● Task directions
Read the listing and extract each line that includes the word "satollo".

● Task input
┌────────

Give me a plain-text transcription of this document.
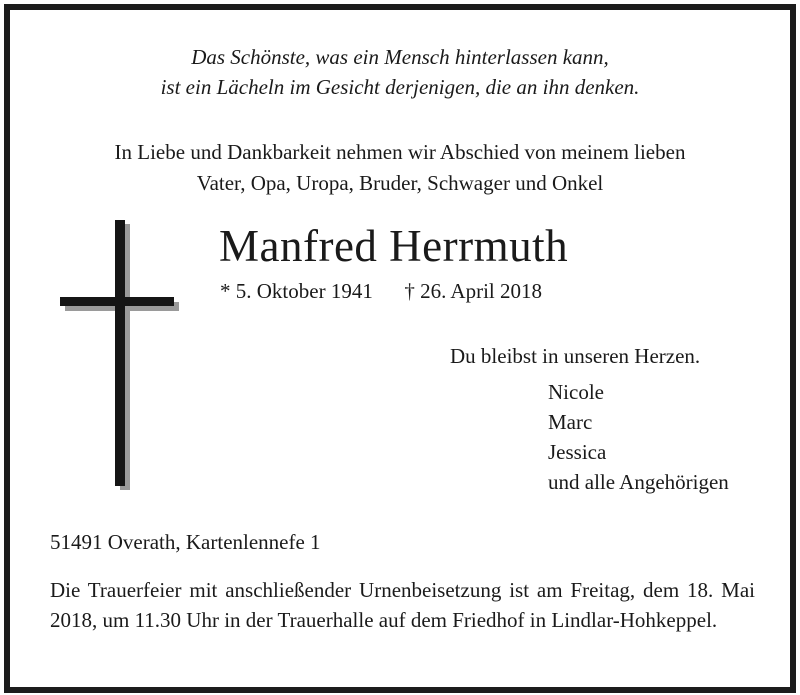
Das Schönste, was ein Mensch hinterlassen kann,
ist ein Lächeln im Gesicht derjenigen, die an ihn denken.
In Liebe und Dankbarkeit nehmen wir Abschied von meinem lieben
Vater, Opa, Uropa, Bruder, Schwager und Onkel
Manfred Herrmuth
* 5. Oktober 1941 † 26. April 2018
Du bleibst in unseren Herzen.
Nicole
Marc
Jessica
und alle Angehörigen
51491 Overath, Kartenlennefe 1
Die Trauerfeier mit anschließender Urnenbeisetzung ist am Freitag, dem 18. Mai 2018, um 11.30 Uhr in der Trauerhalle auf dem Friedhof in Lindlar-Hohkeppel.
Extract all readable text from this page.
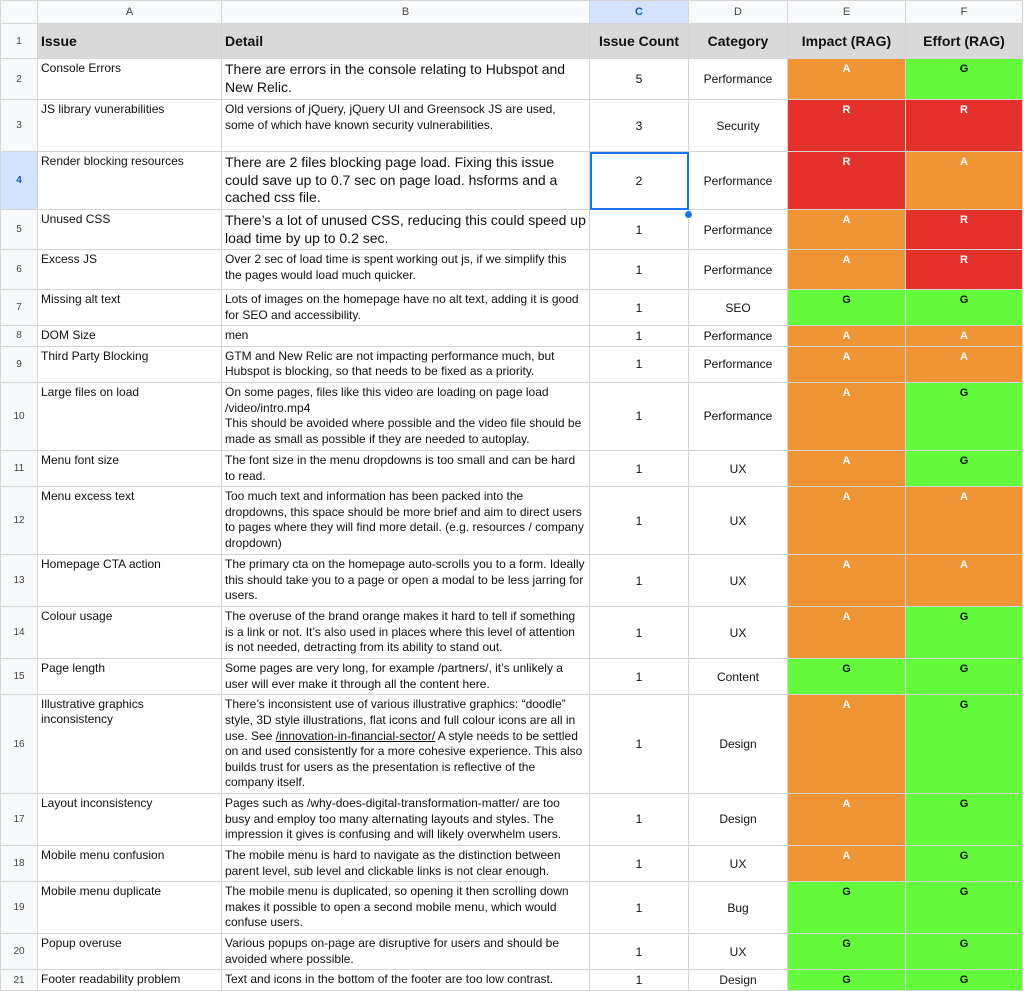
	A	B	C	D	E	F
1	Issue	Detail	Issue Count	Category	Impact (RAG)	Effort (RAG)
2	Console Errors	There are errors in the console relating to Hubspot and New Relic.	5	Performance	A	G
3	JS library vunerabilities	Old versions of jQuery, jQuery UI and Greensock JS are used, some of which have known security vulnerabilities.	3	Security	R	R
4	Render blocking resources	There are 2 files blocking page load. Fixing this issue could save up to 0.7 sec on page load. hsforms and a cached css file.	2	Performance	R	A
5	Unused CSS	There’s a lot of unused CSS, reducing this could speed up load time by up to 0.2 sec.	1	Performance	A	R
6	Excess JS	Over 2 sec of load time is spent working out js, if we simplify this the pages would load much quicker.	1	Performance	A	R
7	Missing alt text	Lots of images on the homepage have no alt text, adding it is good for SEO and accessibility.	1	SEO	G	G
8	DOM Size	men	1	Performance	A	A
9	Third Party Blocking	GTM and New Relic are not impacting performance much, but Hubspot is blocking, so that needs to be fixed as a priority.	1	Performance	A	A
10	Large files on load	On some pages, files like this video are loading on page load
/video/intro.mp4
This should be avoided where possible and the video file should be made as small as possible if they are needed to autoplay.	1	Performance	A	G
11	Menu font size	The font size in the menu dropdowns is too small and can be hard to read.	1	UX	A	G
12	Menu excess text	Too much text and information has been packed into the dropdowns, this space should be more brief and aim to direct users to pages where they will find more detail. (e.g. resources / company dropdown)	1	UX	A	A
13	Homepage CTA action	The primary cta on the homepage auto-scrolls you to a form. Ideally this should take you to a page or open a modal to be less jarring for users.	1	UX	A	A
14	Colour usage	The overuse of the brand orange makes it hard to tell if something is a link or not. It’s also used in places where this level of attention is not needed, detracting from its ability to stand out.	1	UX	A	G
15	Page length	Some pages are very long, for example /partners/, it’s unlikely a user will ever make it through all the content here.	1	Content	G	G
16	Illustrative graphics inconsistency	There’s inconsistent use of various illustrative graphics: “doodle” style, 3D style illustrations, flat icons and full colour icons are all in use. See /innovation-in-financial-sector/ A style needs to be settled on and used consistently for a more cohesive experience. This also builds trust for users as the presentation is reflective of the company itself.	1	Design	A	G
17	Layout inconsistency	Pages such as /why-does-digital-transformation-matter/ are too busy and employ too many alternating layouts and styles. The impression it gives is confusing and will likely overwhelm users.	1	Design	A	G
18	Mobile menu confusion	The mobile menu is hard to navigate as the distinction between parent level, sub level and clickable links is not clear enough.	1	UX	A	G
19	Mobile menu duplicate	The mobile menu is duplicated, so opening it then scrolling down makes it possible to open a second mobile menu, which would confuse users.	1	Bug	G	G
20	Popup overuse	Various popups on-page are disruptive for users and should be avoided where possible.	1	UX	G	G
21	Footer readability problem	Text and icons in the bottom of the footer are too low contrast.	1	Design	G	G
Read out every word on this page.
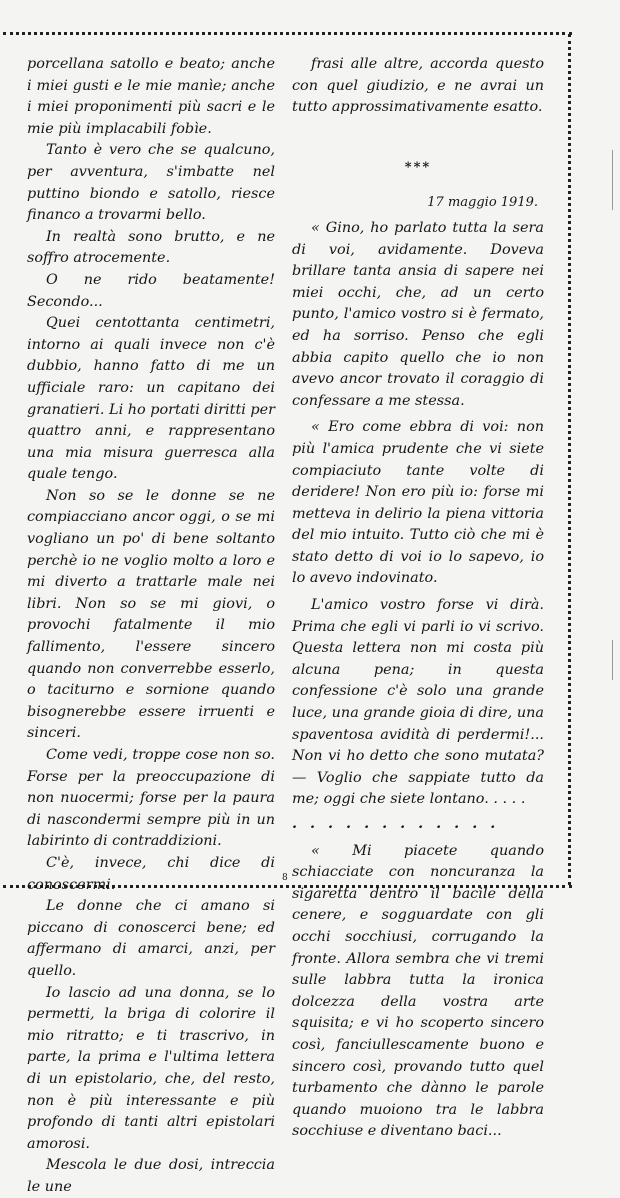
porcellana satollo e beato; anche i miei gusti e le mie manìe; anche i miei proponimenti più sacri e le mie più implacabili fobìe.

Tanto è vero che se qualcuno, per avventura, s'imbatte nel puttino biondo e satollo, riesce financo a trovarmi bello.

In realtà sono brutto, e ne soffro atrocemente.

O ne rido beatamente! Secondo...

Quei centottanta centimetri, intorno ai quali invece non c'è dubbio, hanno fatto di me un ufficiale raro: un capitano dei granatieri. Li ho portati diritti per quattro anni, e rappresentano una mia misura guerresca alla quale tengo.

Non so se le donne se ne compiacciano ancor oggi, o se mi vogliano un po' di bene soltanto perchè io ne voglio molto a loro e mi diverto a trattarle male nei libri. Non so se mi giovi, o provochi fatalmente il mio fallimento, l'essere sincero quando non converrebbe esserlo, o taciturno e sornione quando bisognerebbe essere irruenti e sinceri.

Come vedi, troppe cose non so. Forse per la preoccupazione di non nuocermi; forse per la paura di nascondermi sempre più in un labirinto di contraddizioni.

C'è, invece, chi dice di conoscermi.

Le donne che ci amano si piccano di conoscerci bene; ed affermano di amarci, anzi, per quello.

Io lascio ad una donna, se lo permetti, la briga di colorire il mio ritratto; e ti trascrivo, in parte, la prima e l'ultima lettera di un epistolario, che, del resto, non è più interessante e più profondo di tanti altri epistolari amorosi.

Mescola le due dosi, intreccia le une

frasi alle altre, accorda questo con quel giudizio, e ne avrai un tutto approssimativamente esatto.

***
17 maggio 1919.

« Gino, ho parlato tutta la sera di voi, avidamente. Doveva brillare tanta ansia di sapere nei miei occhi, che, ad un certo punto, l'amico vostro si è fermato, ed ha sorriso. Penso che egli abbia capito quello che io non avevo ancor trovato il coraggio di confessare a me stessa.

« Ero come ebbra di voi: non più l'amica prudente che vi siete compiaciuto tante volte di deridere! Non ero più io: forse mi metteva in delirio la piena vittoria del mio intuito. Tutto ciò che mi è stato detto di voi io lo sapevo, io lo avevo indovinato.

L'amico vostro forse vi dirà. Prima che egli vi parli io vi scrivo. Questa lettera non mi costa più alcuna pena; in questa confessione c'è solo una grande luce, una grande gioia di dire, una spaventosa avidità di perdermi!... Non vi ho detto che sono mutata? — Voglio che sappiate tutto da me; oggi che siete lontano. . . . .

. . . . . . . . . . . .

« Mi piacete quando schiacciate con noncuranza la sigaretta dentro il bacile della cenere, e sogguardate con gli occhi socchiusi, corrugando la fronte. Allora sembra che vi tremi sulle labbra tutta la ironica dolcezza della vostra arte squisita; e vi ho scoperto sincero così, fanciullescamente buono e sincero così, provando tutto quel turbamento che dànno le parole quando muoiono tra le labbra socchiuse e diventano baci...

8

└────────

● The response
porcellana satollo e beato; anche i miei gusti e le mie manìe; anche i miei proponimenti più sacri e le mie più implacabili fobìe.
Tanto è vero che se qualcuno, per avventura, s'imbatte nel puttino biondo e satollo, riesce financo a trovarmi bello.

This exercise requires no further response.